EXERCISE BRIEF: Reproduce each line that includes the word "haben".

== RECORD EXTRACTS ==

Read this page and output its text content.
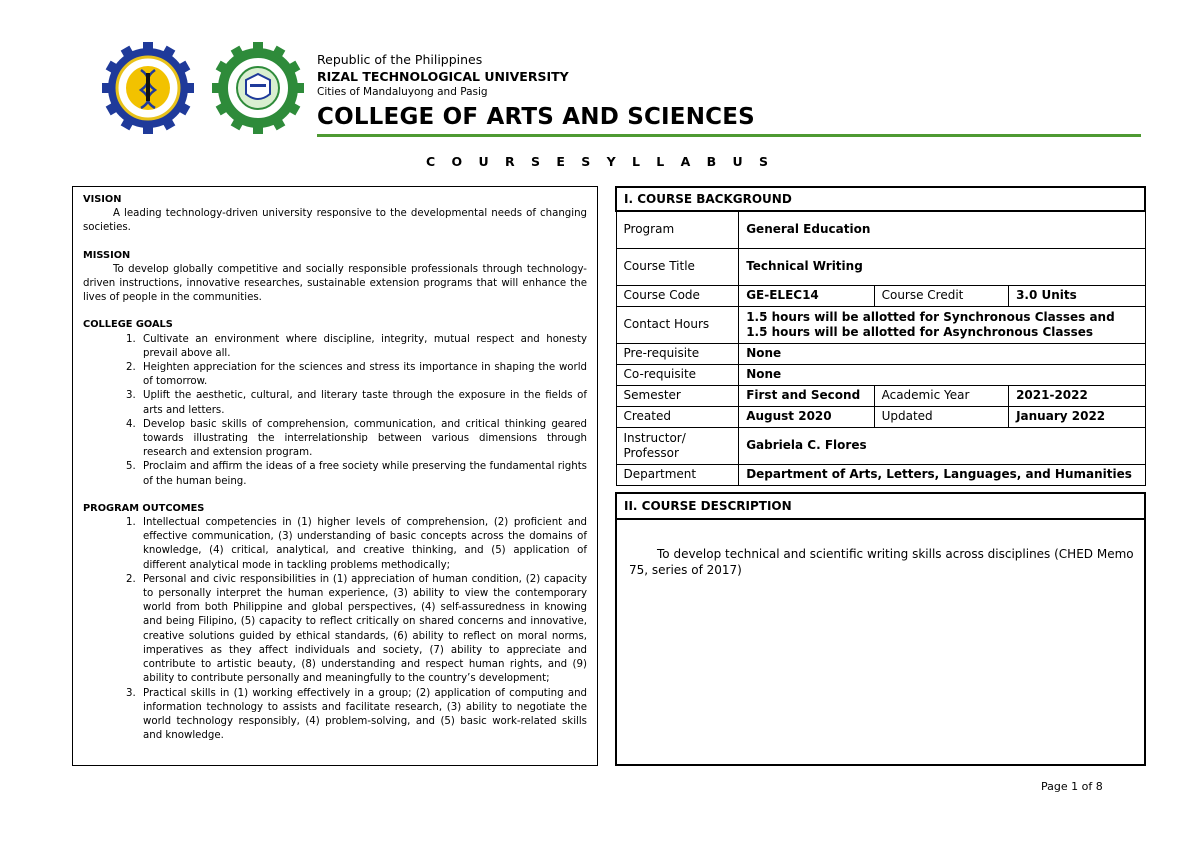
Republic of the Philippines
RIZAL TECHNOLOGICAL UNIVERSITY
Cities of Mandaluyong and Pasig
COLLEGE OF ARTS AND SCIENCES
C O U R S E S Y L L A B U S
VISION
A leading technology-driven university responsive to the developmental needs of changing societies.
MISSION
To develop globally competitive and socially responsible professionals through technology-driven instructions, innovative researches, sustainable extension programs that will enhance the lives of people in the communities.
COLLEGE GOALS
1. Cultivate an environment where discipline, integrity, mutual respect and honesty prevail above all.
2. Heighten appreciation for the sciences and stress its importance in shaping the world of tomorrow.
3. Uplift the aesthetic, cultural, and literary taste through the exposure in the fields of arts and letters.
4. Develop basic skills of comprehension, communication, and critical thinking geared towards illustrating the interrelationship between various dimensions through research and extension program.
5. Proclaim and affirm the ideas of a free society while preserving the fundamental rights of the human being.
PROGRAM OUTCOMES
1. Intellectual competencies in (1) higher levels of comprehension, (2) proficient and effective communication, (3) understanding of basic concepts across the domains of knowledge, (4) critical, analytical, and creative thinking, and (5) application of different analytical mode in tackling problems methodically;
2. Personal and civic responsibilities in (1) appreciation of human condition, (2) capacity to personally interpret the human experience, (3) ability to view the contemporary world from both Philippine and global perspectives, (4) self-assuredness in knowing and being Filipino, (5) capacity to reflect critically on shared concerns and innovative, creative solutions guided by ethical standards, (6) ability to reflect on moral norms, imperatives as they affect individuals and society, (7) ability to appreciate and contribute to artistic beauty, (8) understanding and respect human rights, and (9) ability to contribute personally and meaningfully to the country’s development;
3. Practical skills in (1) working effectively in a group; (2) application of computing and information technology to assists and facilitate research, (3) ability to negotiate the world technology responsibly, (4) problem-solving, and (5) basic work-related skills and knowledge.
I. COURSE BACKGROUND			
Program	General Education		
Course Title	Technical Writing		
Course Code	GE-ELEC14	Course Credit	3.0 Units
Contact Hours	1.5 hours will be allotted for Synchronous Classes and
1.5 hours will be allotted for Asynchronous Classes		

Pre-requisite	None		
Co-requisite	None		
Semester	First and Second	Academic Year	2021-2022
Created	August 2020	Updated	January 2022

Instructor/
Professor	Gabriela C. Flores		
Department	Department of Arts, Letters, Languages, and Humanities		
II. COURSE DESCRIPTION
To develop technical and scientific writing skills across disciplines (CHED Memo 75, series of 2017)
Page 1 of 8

===
== RECORD EXTRACTS ==

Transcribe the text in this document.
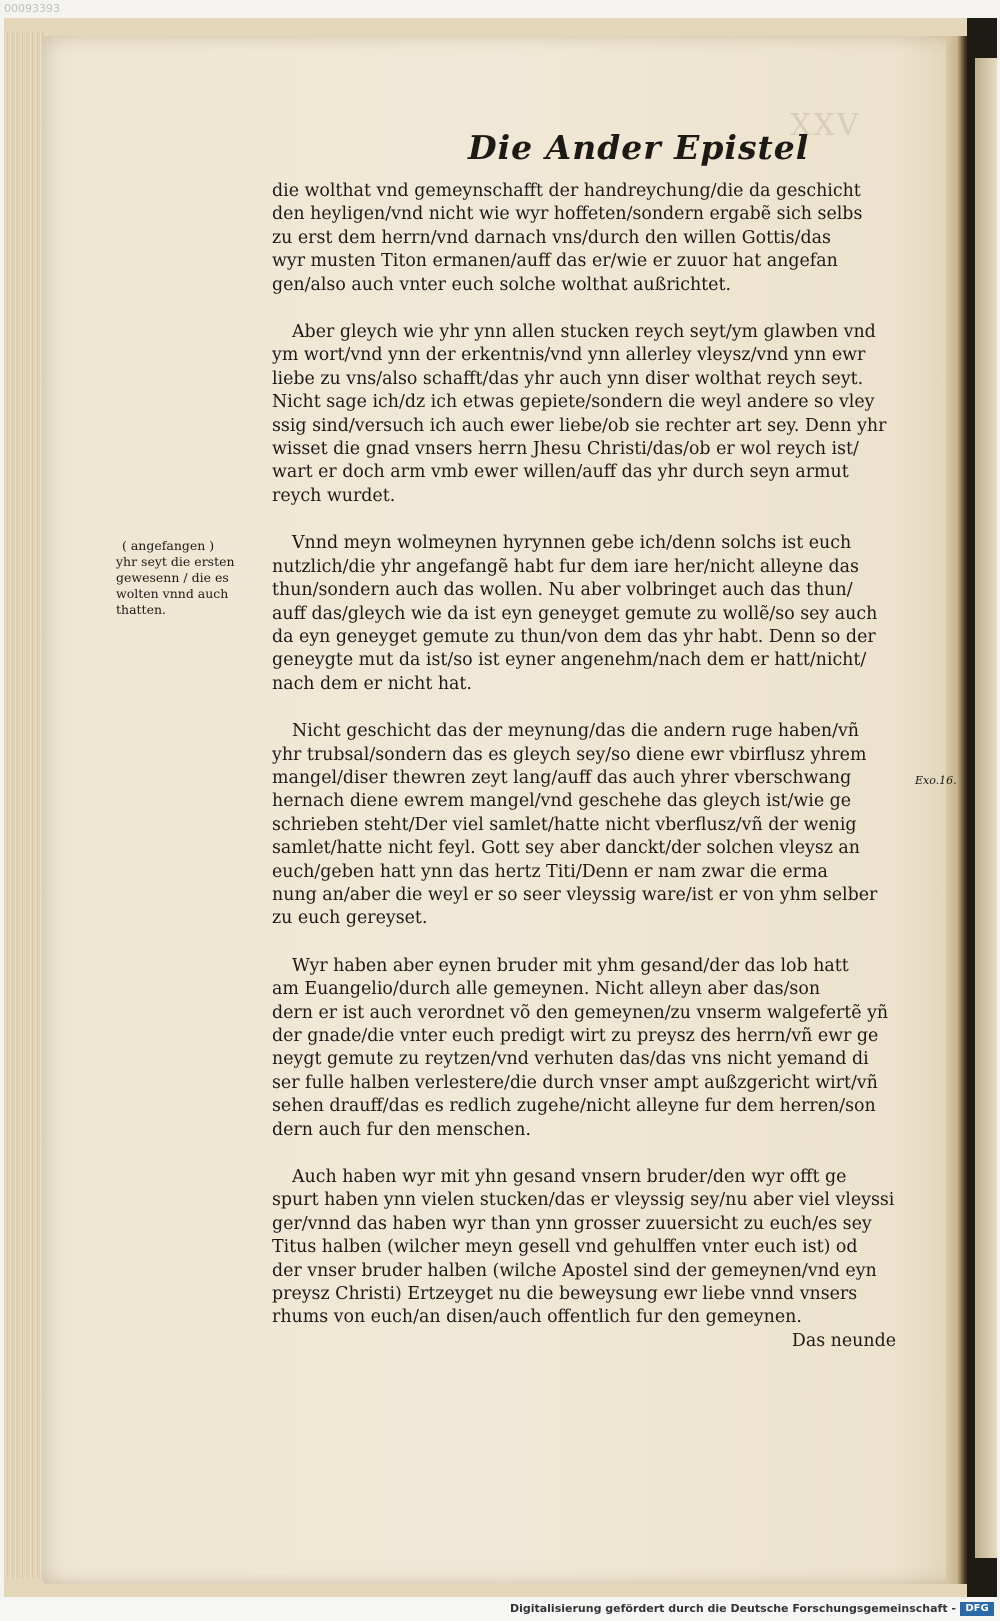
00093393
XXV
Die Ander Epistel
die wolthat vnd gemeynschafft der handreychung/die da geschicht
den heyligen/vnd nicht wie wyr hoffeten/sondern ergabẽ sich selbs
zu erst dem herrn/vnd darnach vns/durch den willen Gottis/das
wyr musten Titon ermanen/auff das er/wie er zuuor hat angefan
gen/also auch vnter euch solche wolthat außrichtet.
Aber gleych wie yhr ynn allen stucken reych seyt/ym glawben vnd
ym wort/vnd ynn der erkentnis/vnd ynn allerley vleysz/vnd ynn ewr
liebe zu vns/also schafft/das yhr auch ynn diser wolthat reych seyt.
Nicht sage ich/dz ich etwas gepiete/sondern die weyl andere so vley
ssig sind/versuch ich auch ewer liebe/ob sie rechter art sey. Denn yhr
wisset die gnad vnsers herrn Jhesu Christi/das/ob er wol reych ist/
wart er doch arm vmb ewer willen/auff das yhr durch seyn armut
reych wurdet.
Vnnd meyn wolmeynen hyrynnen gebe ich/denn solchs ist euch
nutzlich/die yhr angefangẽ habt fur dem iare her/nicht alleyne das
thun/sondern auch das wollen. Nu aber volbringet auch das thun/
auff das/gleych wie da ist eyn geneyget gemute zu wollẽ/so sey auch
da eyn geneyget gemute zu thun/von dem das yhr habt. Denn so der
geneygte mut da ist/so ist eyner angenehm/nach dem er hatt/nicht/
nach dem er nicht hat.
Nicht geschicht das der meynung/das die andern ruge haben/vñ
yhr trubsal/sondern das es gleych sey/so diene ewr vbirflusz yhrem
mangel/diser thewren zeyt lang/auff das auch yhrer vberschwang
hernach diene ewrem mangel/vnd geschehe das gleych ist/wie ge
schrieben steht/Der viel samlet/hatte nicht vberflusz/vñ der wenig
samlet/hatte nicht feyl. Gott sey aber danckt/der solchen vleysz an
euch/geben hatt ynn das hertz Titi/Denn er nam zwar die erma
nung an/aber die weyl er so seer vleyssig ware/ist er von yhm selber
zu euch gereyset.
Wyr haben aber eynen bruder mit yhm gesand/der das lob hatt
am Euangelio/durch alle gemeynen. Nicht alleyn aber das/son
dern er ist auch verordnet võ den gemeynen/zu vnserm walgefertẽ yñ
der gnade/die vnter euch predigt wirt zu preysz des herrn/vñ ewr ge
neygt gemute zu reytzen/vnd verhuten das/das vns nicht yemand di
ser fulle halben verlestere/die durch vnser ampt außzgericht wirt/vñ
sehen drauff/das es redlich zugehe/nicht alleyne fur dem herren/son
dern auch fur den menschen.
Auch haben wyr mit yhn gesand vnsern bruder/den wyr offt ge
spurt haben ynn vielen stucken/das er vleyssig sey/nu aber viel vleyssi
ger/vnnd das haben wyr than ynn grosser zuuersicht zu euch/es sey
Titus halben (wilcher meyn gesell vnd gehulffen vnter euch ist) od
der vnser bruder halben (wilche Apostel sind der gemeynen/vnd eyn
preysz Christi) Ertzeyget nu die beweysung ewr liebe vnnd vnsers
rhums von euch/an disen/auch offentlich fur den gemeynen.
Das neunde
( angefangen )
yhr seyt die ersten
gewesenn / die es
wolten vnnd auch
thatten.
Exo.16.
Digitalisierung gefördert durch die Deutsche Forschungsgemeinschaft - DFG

===

CORRECT ANSWER:
Nicht geschicht das der meynung/das die andern ruge haben/vñ
Wyr haben aber eynen bruder mit yhm gesand/der das lob hatt
Auch haben wyr mit yhn gesand vnsern bruder/den wyr offt ge
spurt haben ynn vielen stucken/das er vleyssig sey/nu aber viel vleyssi
ger/vnnd das haben wyr than ynn grosser zuuersicht zu euch/es sey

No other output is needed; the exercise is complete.